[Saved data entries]
## START

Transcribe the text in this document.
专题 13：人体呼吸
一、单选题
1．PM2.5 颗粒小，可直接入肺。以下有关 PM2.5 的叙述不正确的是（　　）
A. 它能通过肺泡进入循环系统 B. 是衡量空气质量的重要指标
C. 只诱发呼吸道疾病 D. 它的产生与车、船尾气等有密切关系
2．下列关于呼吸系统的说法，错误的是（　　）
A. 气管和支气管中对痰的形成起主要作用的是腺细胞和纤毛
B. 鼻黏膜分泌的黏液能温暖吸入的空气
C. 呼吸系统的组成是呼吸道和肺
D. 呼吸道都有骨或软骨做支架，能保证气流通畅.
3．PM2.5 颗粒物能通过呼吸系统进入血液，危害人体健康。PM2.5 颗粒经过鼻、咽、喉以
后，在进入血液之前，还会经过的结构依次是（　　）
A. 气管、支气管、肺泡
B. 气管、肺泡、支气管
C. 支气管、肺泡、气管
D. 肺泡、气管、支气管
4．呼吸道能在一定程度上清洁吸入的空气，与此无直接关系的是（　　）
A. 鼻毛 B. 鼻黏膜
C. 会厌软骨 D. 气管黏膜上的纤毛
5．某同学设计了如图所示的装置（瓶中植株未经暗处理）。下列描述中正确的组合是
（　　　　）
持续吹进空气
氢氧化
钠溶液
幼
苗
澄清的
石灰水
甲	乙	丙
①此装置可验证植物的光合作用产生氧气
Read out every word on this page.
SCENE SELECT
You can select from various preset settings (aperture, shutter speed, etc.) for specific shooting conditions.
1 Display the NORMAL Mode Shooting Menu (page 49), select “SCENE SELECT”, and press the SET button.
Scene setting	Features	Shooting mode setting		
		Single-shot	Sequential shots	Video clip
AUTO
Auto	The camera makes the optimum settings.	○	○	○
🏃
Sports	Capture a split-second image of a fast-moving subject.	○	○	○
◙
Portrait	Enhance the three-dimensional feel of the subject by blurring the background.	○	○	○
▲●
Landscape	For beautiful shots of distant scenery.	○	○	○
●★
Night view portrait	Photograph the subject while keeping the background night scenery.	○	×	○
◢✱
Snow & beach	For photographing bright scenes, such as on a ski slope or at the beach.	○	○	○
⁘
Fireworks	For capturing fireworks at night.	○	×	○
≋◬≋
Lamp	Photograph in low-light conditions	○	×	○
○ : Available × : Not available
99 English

## END

• **Goal**
Return each line of the data that contains the string "settings".

• **The answer**
You can select from various preset settings (aperture, shutter speed, etc.) for specific shooting conditions.
Auto	The camera makes the optimum settings.	○	○	○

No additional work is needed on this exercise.